** Start of Source records **

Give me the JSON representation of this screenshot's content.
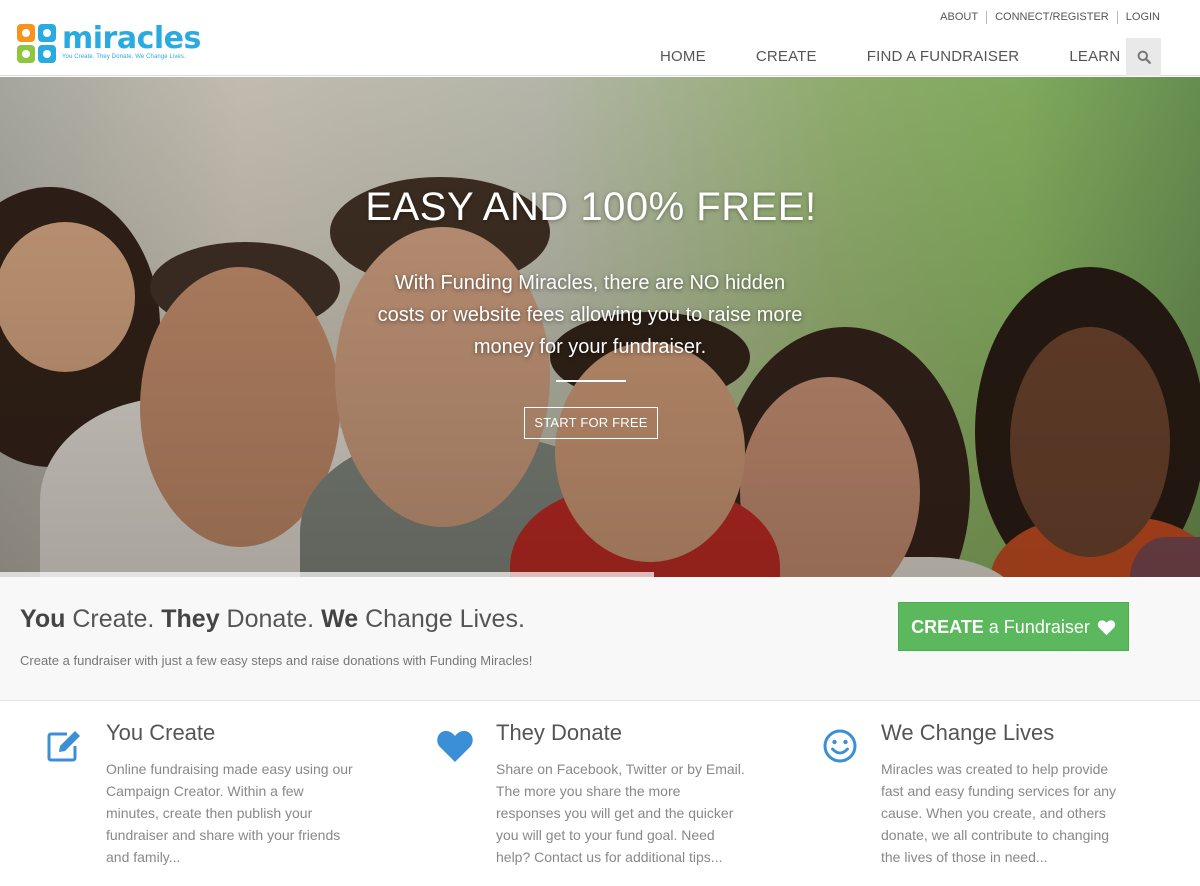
{
  "header": {
    "logo": {
      "word": "miracles",
      "tagline": "You Create. They Donate. We Change Lives."
    },
    "top_links": [
      "ABOUT",
      "CONNECT/REGISTER",
      "LOGIN"
    ],
    "nav": [
      "HOME",
      "CREATE",
      "FIND A FUNDRAISER",
      "LEARN"
    ],
    "search_icon": "search-icon"
  },
  "hero": {
    "title": "EASY AND 100% FREE!",
    "subtitle": "With Funding Miracles, there are NO hidden costs or website fees allowing you to raise more money for your fundraiser.",
    "button": "START FOR FREE"
  },
  "band": {
    "title": {
      "w1": "You",
      "t1": " Create. ",
      "w2": "They",
      "t2": " Donate. ",
      "w3": "We",
      "t3": " Change Lives."
    },
    "desc": "Create a fundraiser with just a few easy steps and raise donations with Funding Miracles!",
    "cta": {
      "bold": "CREATE",
      "rest": " a Fundraiser"
    }
  },
  "features": [
    {
      "icon": "edit-icon",
      "title": "You Create",
      "text": "Online fundraising made easy using our Campaign Creator. Within a few minutes, create then publish your fundraiser and share with your friends and family..."
    },
    {
      "icon": "heart-icon",
      "title": "They Donate",
      "text": "Share on Facebook, Twitter or by Email. The more you share the more responses you will get and the quicker you will get to your fund goal. Need help? Contact us for additional tips..."
    },
    {
      "icon": "smile-icon",
      "title": "We Change Lives",
      "text": "Miracles was created to help provide fast and easy funding services for any cause. When you create, and others donate, we all contribute to changing the lives of those in need..."
    }
  ],
  "colors": {
    "brand_blue": "#29abe2",
    "cta_green": "#5cb85c",
    "icon_blue": "#3a8fd6"
  }
}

** End of Source records **

> _Objective_
Copy out every line of the data that includes the word "share".

> _Completed task_
      "text": "Online fundraising made easy using our Campaign Creator. Within a few minutes, create then publish your fundraiser and share with your friends and family..."
      "text": "Share on Facebook, Twitter or by Email. The more you share the more responses you will get and the quicker you will get to your fund goal. Need help? Contact us for additional tips..."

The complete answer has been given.